▶ Set exercise 1:
In the Vercel deployment guide, what port does Fly default to for the api host?
▶ Set exercise 2:
Name every environment variable that the Vercel deployment guide lists as required on the api host.
▶ Set exercise 3:
From the Vercel deployment guide, reproduce verbatim the part that opens with the words containing "- AWS RDS /" and closes with "over the URL.".

▶ Reading passage:
..........

Deploy on Vercel
This guide walks through a production deploy where the Next.js web tier runs on Vercel and the Rust api tier runs on a long-lived host (Fly.io, Render, Railway, or your own box). Vercel is a great fit for the web side, but a poor fit for the api: the api owns a runner that spawns subprocesses, polls schedules, and processes webhooks — none of that maps cleanly to Vercel’s serverless function model.
If you’d rather keep everything on one host, the docker compose
path in the
main README
works on any VPS unchanged.
Architecture target
Browser ──► Vercel (web) ──► API host (Rust) ──► Postgres │ │ │ │ │ │ └─ better-auth ──────┴──────────────────┘ (Google sign-in)Three services, three vendors. Pick managed Postgres separately so both tiers connect to the same database.
1. Postgres
Spin up a managed Postgres 16-or-newer instance with the pgcrypto extension
available (TAS uses gen_random_uuid()). Recommended providers:
- Neon — generous free tier, branch-friendly for staging.
- Supabase — Postgres + auth bundle; only use the Postgres side.
- Vercel Postgres — convenient if you don’t want a second dashboard.
- AWS RDS / GCP Cloud SQL — for an existing cloud account.
Capture the DATABASE_URL connection string. It will be used by
both the api host and Vercel.
The Rust api applies migrations on boot via sqlx::migrate!(), so
no manual migration step is needed — just hand over the URL.
2. The api tier (Rust)
Pick a host that supports long-lived Rust processes with outbound
network access. Either build from api/Dockerfile or — simpler — deploy
the published image ghcr.io/tembo/tas-api:<version> (signed +
scanned; see the
main README):
- Fly.io —
fly launchagainstapi/Dockerfile, orfly deploy --image ghcr.io/tembo/tas-api:<version>. - Render — point at
api/Dockerfile(start commandtas-api), or deploy the published image directly. - Railway — same shape; bring the Dockerfile or the image.
Required env on the api host
| Variable | Notes |
|---|---|
DATABASE_URL | Postgres connection string from step 1. |
TAS_ENCRYPTION_KEY | 32-byte base64. openssl rand -base64 32. Must match the web tier exactly — web encrypts secrets, api decrypts them. Rotating this orphans every existing workspace secret. |
INTERNAL_API_TOKEN | Shared bearer the web tier sends on /internal/*. openssl rand -base64 32. Must match the web tier exactly. |
RUST_LOG | info,tas_api=debug is a sensible starting filter. |
API_PORT | Whatever port the host expects (Fly defaults to 8080). |
Public URL
You’ll need an HTTPS URL the web tier can reach. Most hosts give you
one automatically (https://<app>.fly.dev, https://<app>.onrender.com).
Record this — it becomes API_INTERNAL_URL on Vercel below.
Optional but recommended: lock down ingress to Vercel’s egress IPs once the deploy is stable. Fly.io and Render both support source-IP firewalling.

..........

▶ Entries shown:
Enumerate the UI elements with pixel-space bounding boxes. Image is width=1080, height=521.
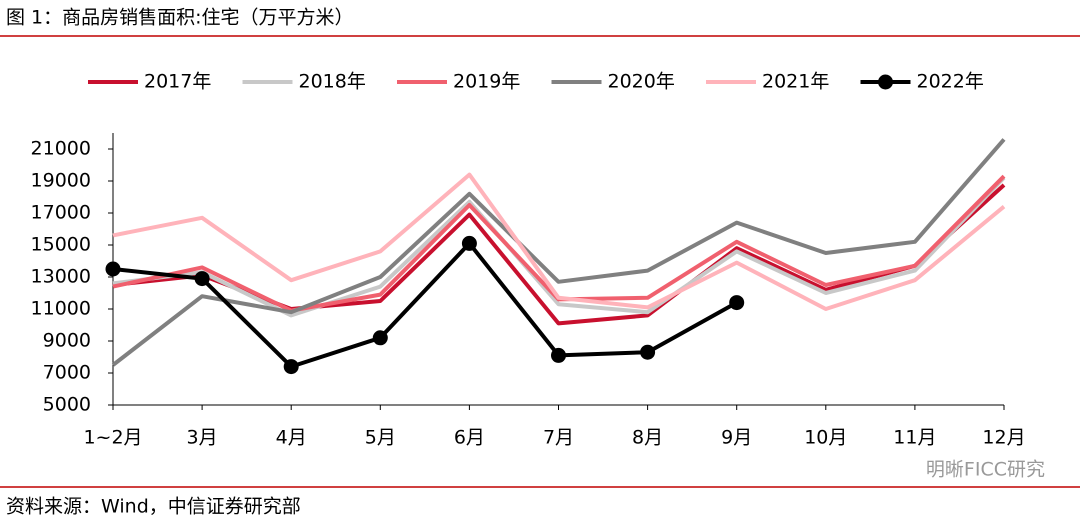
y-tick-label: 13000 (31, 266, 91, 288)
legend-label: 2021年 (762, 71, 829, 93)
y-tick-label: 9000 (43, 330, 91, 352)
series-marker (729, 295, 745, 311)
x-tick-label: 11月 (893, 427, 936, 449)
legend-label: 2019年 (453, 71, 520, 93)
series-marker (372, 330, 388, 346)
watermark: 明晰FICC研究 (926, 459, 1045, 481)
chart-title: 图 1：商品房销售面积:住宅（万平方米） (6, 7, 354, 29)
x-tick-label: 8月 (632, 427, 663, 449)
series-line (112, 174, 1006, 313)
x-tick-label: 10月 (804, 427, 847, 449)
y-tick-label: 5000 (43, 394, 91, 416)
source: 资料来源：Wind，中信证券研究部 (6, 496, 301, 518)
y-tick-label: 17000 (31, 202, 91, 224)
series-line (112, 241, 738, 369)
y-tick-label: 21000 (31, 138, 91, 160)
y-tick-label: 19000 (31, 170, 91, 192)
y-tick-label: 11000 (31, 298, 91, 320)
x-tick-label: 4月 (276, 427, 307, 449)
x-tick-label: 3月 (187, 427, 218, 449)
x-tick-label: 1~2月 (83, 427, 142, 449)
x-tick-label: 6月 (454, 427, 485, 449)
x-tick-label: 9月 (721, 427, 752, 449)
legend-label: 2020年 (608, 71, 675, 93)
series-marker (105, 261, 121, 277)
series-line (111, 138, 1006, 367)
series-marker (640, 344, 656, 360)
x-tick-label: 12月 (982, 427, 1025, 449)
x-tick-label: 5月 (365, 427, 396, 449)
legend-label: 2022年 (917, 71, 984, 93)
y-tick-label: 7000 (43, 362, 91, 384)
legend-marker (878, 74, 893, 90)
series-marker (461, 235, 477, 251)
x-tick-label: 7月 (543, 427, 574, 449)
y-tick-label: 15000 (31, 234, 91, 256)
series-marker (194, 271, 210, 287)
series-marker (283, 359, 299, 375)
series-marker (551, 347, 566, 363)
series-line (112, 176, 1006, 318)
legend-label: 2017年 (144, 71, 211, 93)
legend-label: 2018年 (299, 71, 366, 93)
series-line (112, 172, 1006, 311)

..........

▶ Correct result 1:
Fly defaults to port 8080.

▶ Correct result 2:
DATABASE_URL, TAS_ENCRYPTION_KEY, INTERNAL_API_TOKEN, RUST_LOG, API_PORT

▶ Correct result 3:
- AWS RDS / GCP Cloud SQL — for an existing cloud account.
Capture the DATABASE_URL connection string. It will be used by
both the api host and Vercel.
The Rust api applies migrations on boot via sqlx::migrate!(), so
no manual migration step is needed — just hand over the URL.